▶ **WRITTEN INSTRUCTION**
The listing below should be printed exactly, every line of it. Skip the pictures.
** begin **
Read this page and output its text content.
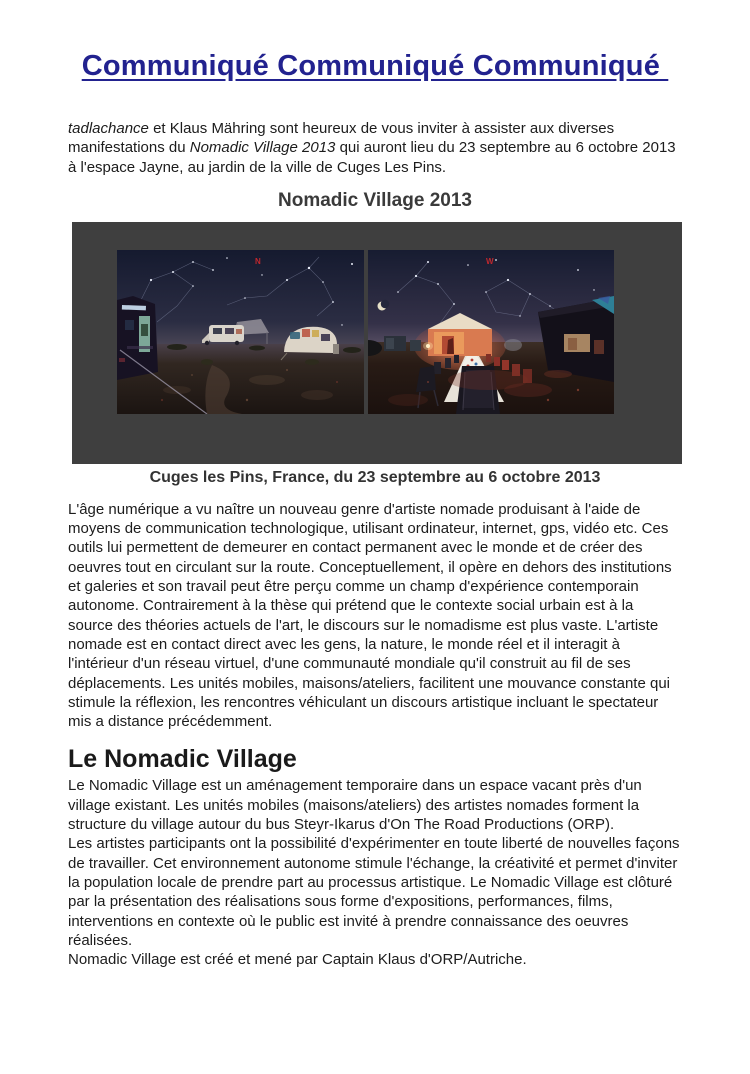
Communiqué Communiqué Communiqué

tadlachance et Klaus Mähring sont heureux de vous inviter à assister aux diverses manifestations du Nomadic Village 2013 qui auront lieu du 23 septembre au 6 octobre 2013 à l'espace Jayne, au jardin de la ville de Cuges Les Pins.

Nomadic Village 2013
N	W

Cuges les Pins, France, du 23 septembre au 6 octobre 2013

L'âge numérique a vu naître un nouveau genre d'artiste nomade produisant à l'aide de moyens de communication technologique, utilisant ordinateur, internet, gps, vidéo etc. Ces outils lui permettent de demeurer en contact permanent avec le monde et de créer des oeuvres tout en circulant sur la route. Conceptuellement, il opère en dehors des institutions et galeries et son travail peut être perçu comme un champ d'expérience contemporain autonome. Contrairement à la thèse qui prétend que le contexte social urbain est à la source des théories actuels de l'art, le discours sur le nomadisme est plus vaste. L'artiste nomade est en contact direct avec les gens, la nature, le monde réel et il interagit à l'intérieur d'un réseau virtuel, d'une communauté mondiale qu'il construit au fil de ses déplacements. Les unités mobiles, maisons/ateliers, facilitent une mouvance constante qui stimule la réflexion, les rencontres véhiculant un discours artistique incluant le spectateur mis a distance précédemment.

Le Nomadic Village
Le Nomadic Village est un aménagement temporaire dans un espace vacant près d'un village existant. Les unités mobiles (maisons/ateliers) des artistes nomades forment la structure du village autour du bus Steyr-Ikarus d'On The Road Productions (ORP).
Les artistes participants ont la possibilité d'expérimenter en toute liberté de nouvelles façons de travailler. Cet environnement autonome stimule l'échange, la créativité et permet d'inviter la population locale de prendre part au processus artistique. Le Nomadic Village est clôturé par la présentation des réalisations sous forme d'expositions, performances, films, interventions en contexte où le public est invité à prendre connaissance des oeuvres réalisées.
Nomadic Village est créé et mené par Captain Klaus d'ORP/Autriche.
** end **
▶ **OUTPUT BELOW**
Read this page and output its text content.
Communiqué Communiqué Communiqué

tadlachance et Klaus Mähring sont heureux de vous inviter à assister aux diverses manifestations du Nomadic Village 2013 qui auront lieu du 23 septembre au 6 octobre 2013 à l'espace Jayne, au jardin de la ville de Cuges Les Pins.

Nomadic Village 2013
N	W

Cuges les Pins, France, du 23 septembre au 6 octobre 2013

L'âge numérique a vu naître un nouveau genre d'artiste nomade produisant à l'aide de moyens de communication technologique, utilisant ordinateur, internet, gps, vidéo etc. Ces outils lui permettent de demeurer en contact permanent avec le monde et de créer des oeuvres tout en circulant sur la route. Conceptuellement, il opère en dehors des institutions et galeries et son travail peut être perçu comme un champ d'expérience contemporain autonome. Contrairement à la thèse qui prétend que le contexte social urbain est à la source des théories actuels de l'art, le discours sur le nomadisme est plus vaste. L'artiste nomade est en contact direct avec les gens, la nature, le monde réel et il interagit à l'intérieur d'un réseau virtuel, d'une communauté mondiale qu'il construit au fil de ses déplacements. Les unités mobiles, maisons/ateliers, facilitent une mouvance constante qui stimule la réflexion, les rencontres véhiculant un discours artistique incluant le spectateur mis a distance précédemment.

Le Nomadic Village
Le Nomadic Village est un aménagement temporaire dans un espace vacant près d'un village existant. Les unités mobiles (maisons/ateliers) des artistes nomades forment la structure du village autour du bus Steyr-Ikarus d'On The Road Productions (ORP).
Les artistes participants ont la possibilité d'expérimenter en toute liberté de nouvelles façons de travailler. Cet environnement autonome stimule l'échange, la créativité et permet d'inviter la population locale de prendre part au processus artistique. Le Nomadic Village est clôturé par la présentation des réalisations sous forme d'expositions, performances, films, interventions en contexte où le public est invité à prendre connaissance des oeuvres réalisées.
Nomadic Village est créé et mené par Captain Klaus d'ORP/Autriche.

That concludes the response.